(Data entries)
────────────────
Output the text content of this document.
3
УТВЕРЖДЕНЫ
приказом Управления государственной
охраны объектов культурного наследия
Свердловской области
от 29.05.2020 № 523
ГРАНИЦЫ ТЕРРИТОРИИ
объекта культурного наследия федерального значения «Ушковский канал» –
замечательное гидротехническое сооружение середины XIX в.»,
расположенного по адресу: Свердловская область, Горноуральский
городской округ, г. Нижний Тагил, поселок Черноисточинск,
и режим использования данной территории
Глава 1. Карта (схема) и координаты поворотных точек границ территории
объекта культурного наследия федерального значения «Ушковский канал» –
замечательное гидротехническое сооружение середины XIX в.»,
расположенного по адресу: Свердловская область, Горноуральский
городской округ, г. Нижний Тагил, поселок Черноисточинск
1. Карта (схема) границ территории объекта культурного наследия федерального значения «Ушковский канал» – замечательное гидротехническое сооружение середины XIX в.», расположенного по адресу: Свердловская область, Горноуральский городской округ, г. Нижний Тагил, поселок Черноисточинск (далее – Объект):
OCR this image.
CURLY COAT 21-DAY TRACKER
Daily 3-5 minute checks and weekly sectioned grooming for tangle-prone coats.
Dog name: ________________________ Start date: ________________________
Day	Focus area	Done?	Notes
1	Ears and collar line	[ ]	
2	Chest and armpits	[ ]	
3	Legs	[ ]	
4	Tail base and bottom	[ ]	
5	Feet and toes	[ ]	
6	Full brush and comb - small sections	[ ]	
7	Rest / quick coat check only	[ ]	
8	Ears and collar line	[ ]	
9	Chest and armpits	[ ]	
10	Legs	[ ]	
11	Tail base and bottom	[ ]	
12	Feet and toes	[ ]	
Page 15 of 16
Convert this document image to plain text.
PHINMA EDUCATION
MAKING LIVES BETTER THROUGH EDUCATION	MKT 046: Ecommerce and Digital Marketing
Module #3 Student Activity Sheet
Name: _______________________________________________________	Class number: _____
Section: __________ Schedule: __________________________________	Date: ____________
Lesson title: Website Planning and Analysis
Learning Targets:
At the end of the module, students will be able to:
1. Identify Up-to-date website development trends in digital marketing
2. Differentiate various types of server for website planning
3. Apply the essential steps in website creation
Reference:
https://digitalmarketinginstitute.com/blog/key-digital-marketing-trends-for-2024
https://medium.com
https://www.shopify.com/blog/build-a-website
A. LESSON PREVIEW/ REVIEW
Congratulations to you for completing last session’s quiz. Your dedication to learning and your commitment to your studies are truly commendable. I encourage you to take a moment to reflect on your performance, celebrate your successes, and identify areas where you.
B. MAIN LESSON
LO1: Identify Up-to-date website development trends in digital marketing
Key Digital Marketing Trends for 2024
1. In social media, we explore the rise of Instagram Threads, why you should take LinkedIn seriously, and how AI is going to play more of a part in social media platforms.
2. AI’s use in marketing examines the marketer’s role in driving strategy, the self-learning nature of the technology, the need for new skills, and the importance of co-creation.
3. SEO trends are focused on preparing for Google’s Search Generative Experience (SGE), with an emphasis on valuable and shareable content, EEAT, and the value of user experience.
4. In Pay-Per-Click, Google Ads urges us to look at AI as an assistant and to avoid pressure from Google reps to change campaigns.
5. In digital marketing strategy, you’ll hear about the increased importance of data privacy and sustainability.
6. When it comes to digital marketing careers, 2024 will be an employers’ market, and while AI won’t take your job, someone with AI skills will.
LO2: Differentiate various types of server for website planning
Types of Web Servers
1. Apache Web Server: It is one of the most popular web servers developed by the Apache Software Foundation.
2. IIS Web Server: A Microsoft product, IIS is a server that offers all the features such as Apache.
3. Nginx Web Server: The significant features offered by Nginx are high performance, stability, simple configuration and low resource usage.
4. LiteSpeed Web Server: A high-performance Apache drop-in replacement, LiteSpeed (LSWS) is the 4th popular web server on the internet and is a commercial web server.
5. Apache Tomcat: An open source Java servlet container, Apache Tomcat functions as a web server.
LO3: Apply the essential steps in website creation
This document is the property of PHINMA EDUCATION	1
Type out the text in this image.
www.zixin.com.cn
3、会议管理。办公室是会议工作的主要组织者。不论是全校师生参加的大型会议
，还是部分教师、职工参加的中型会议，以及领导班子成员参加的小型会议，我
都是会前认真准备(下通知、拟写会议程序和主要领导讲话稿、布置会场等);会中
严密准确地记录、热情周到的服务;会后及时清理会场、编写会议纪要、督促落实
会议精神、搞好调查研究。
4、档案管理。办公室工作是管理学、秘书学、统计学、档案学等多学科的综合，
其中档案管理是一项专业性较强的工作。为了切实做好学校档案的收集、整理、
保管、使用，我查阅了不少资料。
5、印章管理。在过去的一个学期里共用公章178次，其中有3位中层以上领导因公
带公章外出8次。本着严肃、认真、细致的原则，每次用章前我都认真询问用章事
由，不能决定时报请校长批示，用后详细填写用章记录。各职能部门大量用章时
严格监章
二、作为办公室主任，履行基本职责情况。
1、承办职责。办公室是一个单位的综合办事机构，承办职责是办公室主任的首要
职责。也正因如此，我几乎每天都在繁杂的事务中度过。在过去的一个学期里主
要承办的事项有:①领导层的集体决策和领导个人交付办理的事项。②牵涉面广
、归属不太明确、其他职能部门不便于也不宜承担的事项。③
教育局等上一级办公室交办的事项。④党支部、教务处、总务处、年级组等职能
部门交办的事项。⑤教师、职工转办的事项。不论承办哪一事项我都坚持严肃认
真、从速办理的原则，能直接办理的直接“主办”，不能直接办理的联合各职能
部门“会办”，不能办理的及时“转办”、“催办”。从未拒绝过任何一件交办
────────────────
→ DIRECTIVE:
List the lines of the entries that include "will".

→ RESPONSE TO THE EXERCISE:
At the end of the module, students will be able to:
6. When it comes to digital marketing careers, 2024 will be an employers’ market, and while AI won’t take your job, someone with AI skills will.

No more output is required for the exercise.